• Aim of the exercise: Gather every line from the entries below that includes "with".

• Material to process:
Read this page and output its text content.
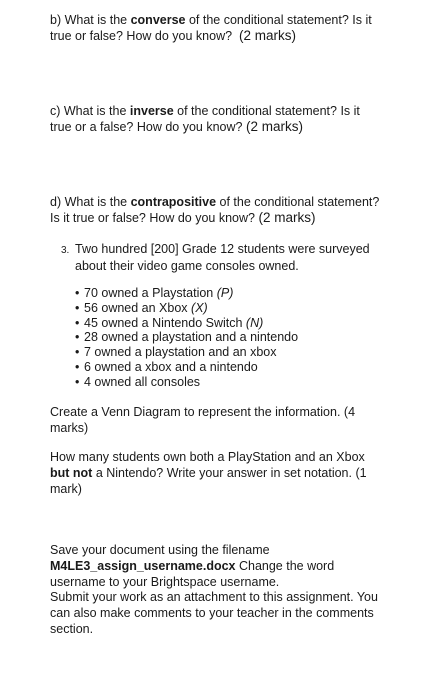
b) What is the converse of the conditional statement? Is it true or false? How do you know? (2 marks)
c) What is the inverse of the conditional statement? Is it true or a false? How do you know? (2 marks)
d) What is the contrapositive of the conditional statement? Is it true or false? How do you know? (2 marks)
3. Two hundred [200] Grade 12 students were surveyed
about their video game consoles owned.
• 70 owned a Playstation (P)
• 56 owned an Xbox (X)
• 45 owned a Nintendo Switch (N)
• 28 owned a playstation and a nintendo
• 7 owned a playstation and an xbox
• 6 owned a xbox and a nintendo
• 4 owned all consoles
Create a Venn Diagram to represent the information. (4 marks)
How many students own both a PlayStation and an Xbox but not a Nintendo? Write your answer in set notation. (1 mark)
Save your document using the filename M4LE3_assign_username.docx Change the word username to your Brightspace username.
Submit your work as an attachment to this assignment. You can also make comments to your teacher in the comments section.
...
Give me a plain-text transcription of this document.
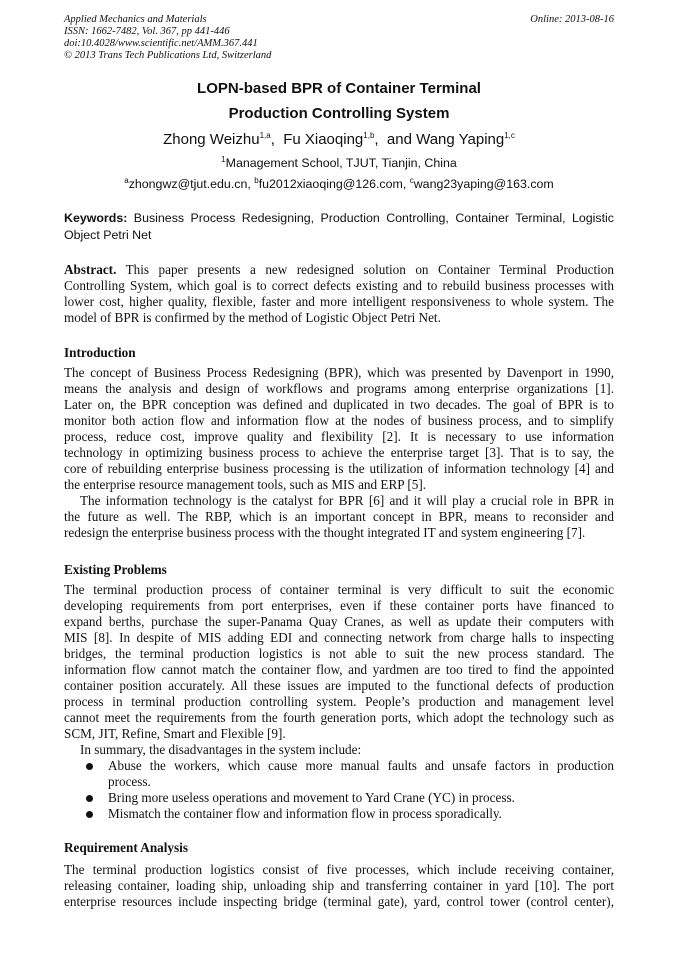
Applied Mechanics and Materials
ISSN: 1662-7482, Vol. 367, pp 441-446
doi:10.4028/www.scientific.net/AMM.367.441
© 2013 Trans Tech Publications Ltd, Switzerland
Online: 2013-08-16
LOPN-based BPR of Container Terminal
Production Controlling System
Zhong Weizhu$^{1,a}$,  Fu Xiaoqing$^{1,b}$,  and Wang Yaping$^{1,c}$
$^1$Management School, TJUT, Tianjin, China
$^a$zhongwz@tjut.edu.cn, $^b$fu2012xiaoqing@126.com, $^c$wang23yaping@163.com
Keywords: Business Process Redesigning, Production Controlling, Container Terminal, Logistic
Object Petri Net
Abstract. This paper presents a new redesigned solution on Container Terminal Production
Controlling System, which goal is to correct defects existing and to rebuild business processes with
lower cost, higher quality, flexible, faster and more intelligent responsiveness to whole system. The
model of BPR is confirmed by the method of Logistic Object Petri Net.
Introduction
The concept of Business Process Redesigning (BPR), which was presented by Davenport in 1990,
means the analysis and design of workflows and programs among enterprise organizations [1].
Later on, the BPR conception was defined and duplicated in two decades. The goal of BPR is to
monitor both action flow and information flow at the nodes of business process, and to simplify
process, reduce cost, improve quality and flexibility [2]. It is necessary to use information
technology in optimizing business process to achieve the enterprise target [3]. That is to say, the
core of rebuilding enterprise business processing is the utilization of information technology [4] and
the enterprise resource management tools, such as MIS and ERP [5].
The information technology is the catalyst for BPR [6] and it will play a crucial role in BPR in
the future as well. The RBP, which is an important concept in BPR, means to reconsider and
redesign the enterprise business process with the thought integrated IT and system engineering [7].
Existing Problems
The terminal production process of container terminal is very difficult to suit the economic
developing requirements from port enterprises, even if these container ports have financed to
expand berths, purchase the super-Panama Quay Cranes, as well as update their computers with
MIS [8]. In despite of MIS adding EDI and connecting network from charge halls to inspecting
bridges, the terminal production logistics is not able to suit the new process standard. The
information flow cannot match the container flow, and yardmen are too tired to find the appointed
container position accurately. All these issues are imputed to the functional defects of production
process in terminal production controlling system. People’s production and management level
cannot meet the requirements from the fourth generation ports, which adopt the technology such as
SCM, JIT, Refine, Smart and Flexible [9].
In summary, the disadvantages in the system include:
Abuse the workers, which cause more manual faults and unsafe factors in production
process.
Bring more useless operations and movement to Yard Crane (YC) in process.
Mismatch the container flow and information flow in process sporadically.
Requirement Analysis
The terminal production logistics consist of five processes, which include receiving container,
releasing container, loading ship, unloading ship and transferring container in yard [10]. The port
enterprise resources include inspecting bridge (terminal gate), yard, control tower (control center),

• Exercise response:
Controlling System, which goal is to correct defects existing and to rebuild business processes with
redesign the enterprise business process with the thought integrated IT and system engineering [7].
expand berths, purchase the super-Panama Quay Cranes, as well as update their computers with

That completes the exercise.